_Prompt_:
Select the lines that hold the word "кольчугу" and copy each one.

_Extracted data entries_:
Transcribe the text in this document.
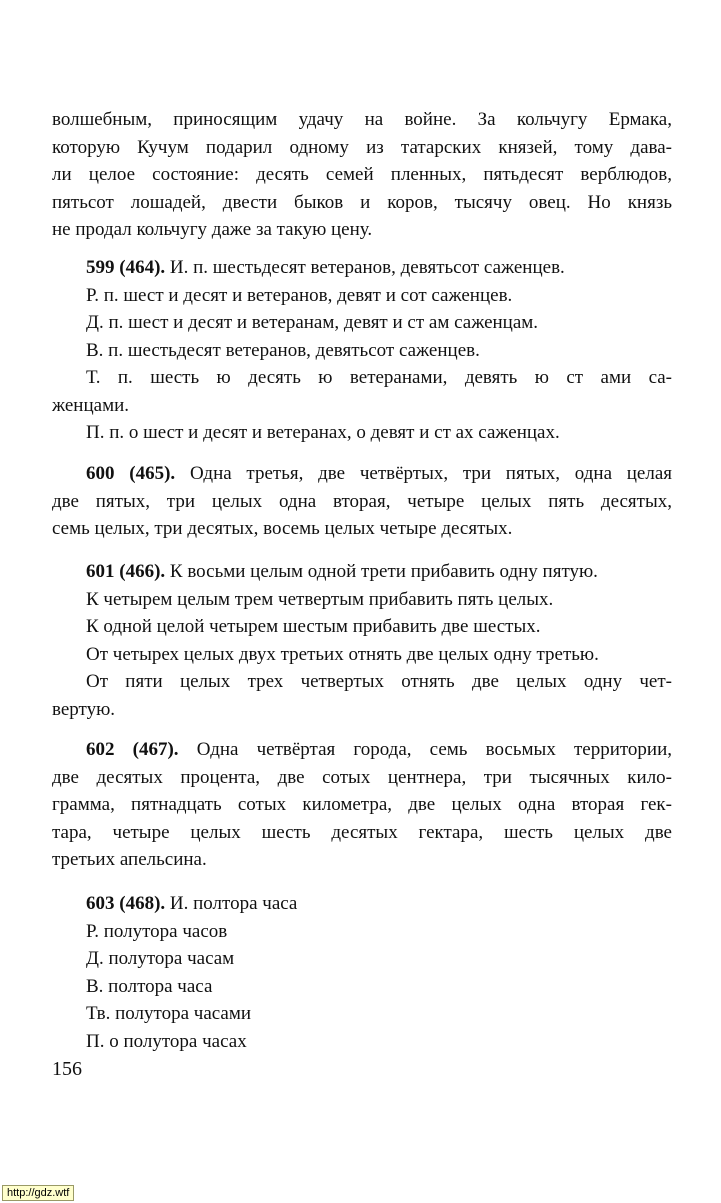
волшебным, приносящим удачу на войне. За кольчугу Ермака,
которую Кучум подарил одному из татарских князей, тому дава-
ли целое состояние: десять семей пленных, пятьдесят верблюдов,
пятьсот лошадей, двести быков и коров, тысячу овец. Но князь
не продал кольчугу даже за такую цену.
599 (464). И. п. шестьдесят ветеранов, девятьсот саженцев.
Р. п. шест и десят и ветеранов, девят и сот саженцев.
Д. п. шест и десят и ветеранам, девят и ст ам саженцам.
В. п. шестьдесят ветеранов, девятьсот саженцев.
Т. п. шесть ю десять ю ветеранами, девять ю ст ами са-
женцами.
П. п. о шест и десят и ветеранах, о девят и ст ах саженцах.
600 (465). Одна третья, две четвёртых, три пятых, одна целая
две пятых, три целых одна вторая, четыре целых пять десятых,
семь целых, три десятых, восемь целых четыре десятых.
601 (466). К восьми целым одной трети прибавить одну пятую.
К четырем целым трем четвертым прибавить пять целых.
К одной целой четырем шестым прибавить две шестых.
От четырех целых двух третьих отнять две целых одну третью.
От пяти целых трех четвертых отнять две целых одну чет-
вертую.
602 (467). Одна четвёртая города, семь восьмых территории,
две десятых процента, две сотых центнера, три тысячных кило-
грамма, пятнадцать сотых километра, две целых одна вторая гек-
тара, четыре целых шесть десятых гектара, шесть целых две
третьих апельсина.
603 (468). И. полтора часа
Р. полутора часов
Д. полутора часам
В. полтора часа
Тв. полутора часами
П. о полутора часах
156
http://gdz.wtf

_Exercise result_:
волшебным, приносящим удачу на войне. За кольчугу Ермака,
не продал кольчугу даже за такую цену.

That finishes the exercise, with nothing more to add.